··· RECORDS PROVIDED ···
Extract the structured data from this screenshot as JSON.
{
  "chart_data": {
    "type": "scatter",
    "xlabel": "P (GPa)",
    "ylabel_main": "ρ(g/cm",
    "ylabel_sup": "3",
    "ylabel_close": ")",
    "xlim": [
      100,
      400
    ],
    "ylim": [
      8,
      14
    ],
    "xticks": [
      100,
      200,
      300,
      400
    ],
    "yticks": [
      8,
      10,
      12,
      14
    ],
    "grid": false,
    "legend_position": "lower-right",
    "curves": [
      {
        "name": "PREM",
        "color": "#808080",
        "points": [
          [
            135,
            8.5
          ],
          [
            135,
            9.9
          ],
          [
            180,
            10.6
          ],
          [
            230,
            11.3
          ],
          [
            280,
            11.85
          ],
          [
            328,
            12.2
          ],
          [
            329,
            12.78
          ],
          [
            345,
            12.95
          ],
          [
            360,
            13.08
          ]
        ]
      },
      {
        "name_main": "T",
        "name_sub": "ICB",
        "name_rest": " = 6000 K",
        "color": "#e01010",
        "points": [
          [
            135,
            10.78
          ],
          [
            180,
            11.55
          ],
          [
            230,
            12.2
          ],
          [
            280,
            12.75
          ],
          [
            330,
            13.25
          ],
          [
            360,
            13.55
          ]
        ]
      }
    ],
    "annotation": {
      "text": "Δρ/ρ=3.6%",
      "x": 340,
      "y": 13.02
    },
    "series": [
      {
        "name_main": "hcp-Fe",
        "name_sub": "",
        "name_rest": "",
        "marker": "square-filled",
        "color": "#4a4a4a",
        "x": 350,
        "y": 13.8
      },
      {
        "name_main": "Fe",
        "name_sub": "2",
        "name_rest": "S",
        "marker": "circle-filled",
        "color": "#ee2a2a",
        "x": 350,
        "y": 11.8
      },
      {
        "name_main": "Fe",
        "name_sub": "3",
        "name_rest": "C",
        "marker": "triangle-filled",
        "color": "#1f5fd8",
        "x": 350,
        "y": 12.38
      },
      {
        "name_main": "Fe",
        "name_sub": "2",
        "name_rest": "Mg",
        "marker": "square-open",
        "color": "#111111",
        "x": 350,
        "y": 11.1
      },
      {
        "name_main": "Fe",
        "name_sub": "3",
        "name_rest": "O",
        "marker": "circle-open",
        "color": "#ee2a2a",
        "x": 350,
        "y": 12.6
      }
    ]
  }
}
···
> **GIVEN TASK**: Gather all lines with the string "color" from the data.

> **COMPLETE RESPONSE**:
        "color": "#808080",
        "color": "#e01010",
        "color": "#4a4a4a",
        "color": "#ee2a2a",
        "color": "#1f5fd8",
        "color": "#111111",
        "color": "#ee2a2a",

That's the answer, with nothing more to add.